--- Begin Available records ---
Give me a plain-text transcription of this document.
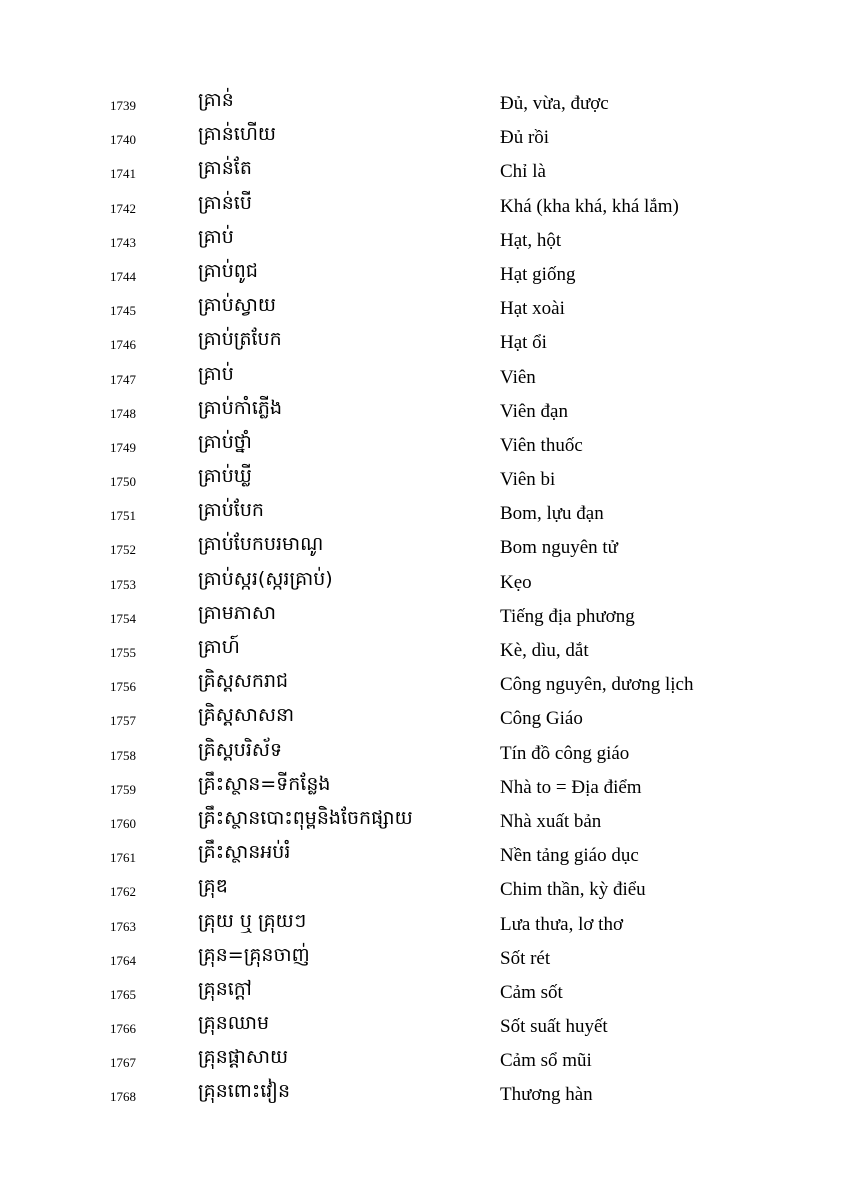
1739	គ្រាន់	Đủ, vừa, được
1740	គ្រាន់ហើយ	Đủ rồi
1741	គ្រាន់តែ	Chỉ là
1742	គ្រាន់បើ	Khá (kha khá, khá lắm)
1743	គ្រាប់	Hạt, hột
1744	គ្រាប់ពូជ	Hạt giống
1745	គ្រាប់ស្វាយ	Hạt xoài
1746	គ្រាប់ត្របែក	Hạt ổi
1747	គ្រាប់	Viên
1748	គ្រាប់កាំភ្លើង	Viên đạn
1749	គ្រាប់ថ្នាំ	Viên thuốc
1750	គ្រាប់ឃ្លី	Viên bi
1751	គ្រាប់បែក	Bom, lựu đạn
1752	គ្រាប់បែកបរមាណូ	Bom nguyên tử
1753	គ្រាប់ស្ករ(ស្ករគ្រាប់)	Kẹo
1754	គ្រាមភាសា	Tiếng địa phương
1755	គ្រាហ៍	Kè, dìu, dắt
1756	គ្រិស្តសករាជ	Công nguyên, dương lịch
1757	គ្រិស្តសាសនា	Công Giáo
1758	គ្រិស្តបរិស័ទ	Tín đồ công giáo
1759	គ្រឹះស្ថាន=ទីកន្លែង	Nhà to = Địa điểm
1760	គ្រឹះស្ថានបោះពុម្ពនិងចែកផ្សាយ	Nhà xuất bản
1761	គ្រឹះស្ថានអប់រំ	Nền tảng giáo dục
1762	គ្រុឌ	Chim thần, kỳ điểu
1763	គ្រុយ ឬ គ្រុយៗ	Lưa thưa, lơ thơ
1764	គ្រុន=គ្រុនចាញ់	Sốt rét
1765	គ្រុនក្ដៅ	Cảm sốt
1766	គ្រុនឈាម	Sốt suất huyết
1767	គ្រុនផ្ដាសាយ	Cảm sổ mũi
1768	គ្រុនពោះវៀន	Thương hàn
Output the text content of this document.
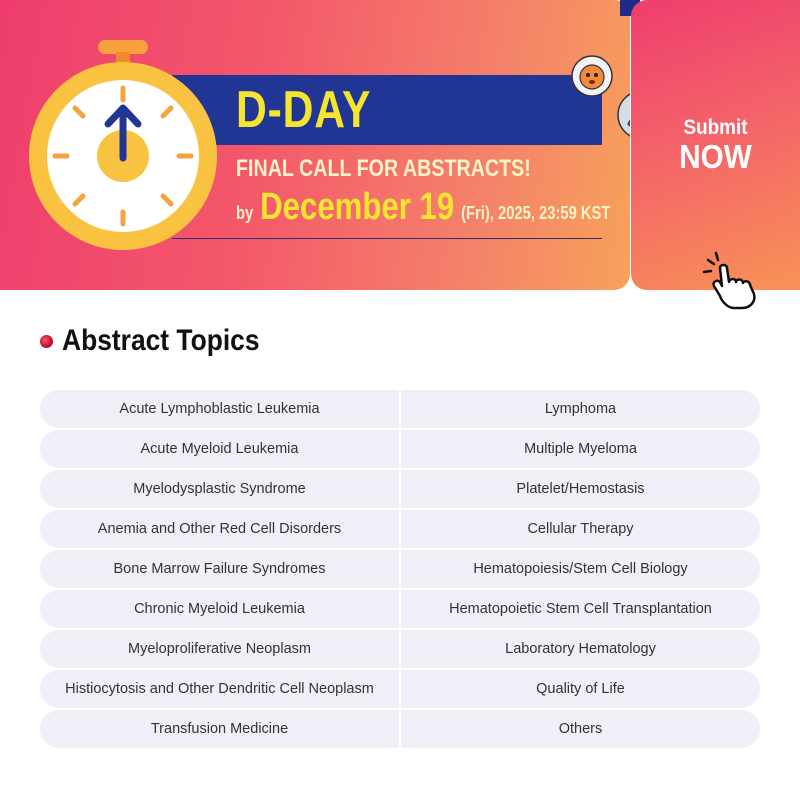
D-DAY
FINAL CALL FOR ABSTRACTS!
by December 19 (Fri), 2025, 23:59 KST
Submit
NOW
Abstract Topics
Acute Lymphoblastic Leukemia	Lymphoma
Acute Myeloid Leukemia	Multiple Myeloma
Myelodysplastic Syndrome	Platelet/Hemostasis
Anemia and Other Red Cell Disorders	Cellular Therapy
Bone Marrow Failure Syndromes	Hematopoiesis/Stem Cell Biology
Chronic Myeloid Leukemia	Hematopoietic Stem Cell Transplantation
Myeloproliferative Neoplasm	Laboratory Hematology
Histiocytosis and Other Dendritic Cell Neoplasm	Quality of Life
Transfusion Medicine	Others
--- End Available records ---
[Goal]:
From the line containing "Output the text content of this document." down to the final line of the listing above, write out only those lines exactly as they are, minus the pictures.

[Worked solution]:
Output the text content of this document.
D-DAY
FINAL CALL FOR ABSTRACTS!
by December 19 (Fri), 2025, 23:59 KST
Submit
NOW
Abstract Topics
Acute Lymphoblastic Leukemia	Lymphoma
Acute Myeloid Leukemia	Multiple Myeloma
Myelodysplastic Syndrome	Platelet/Hemostasis
Anemia and Other Red Cell Disorders	Cellular Therapy
Bone Marrow Failure Syndromes	Hematopoiesis/Stem Cell Biology
Chronic Myeloid Leukemia	Hematopoietic Stem Cell Transplantation
Myeloproliferative Neoplasm	Laboratory Hematology
Histiocytosis and Other Dendritic Cell Neoplasm	Quality of Life
Transfusion Medicine	Others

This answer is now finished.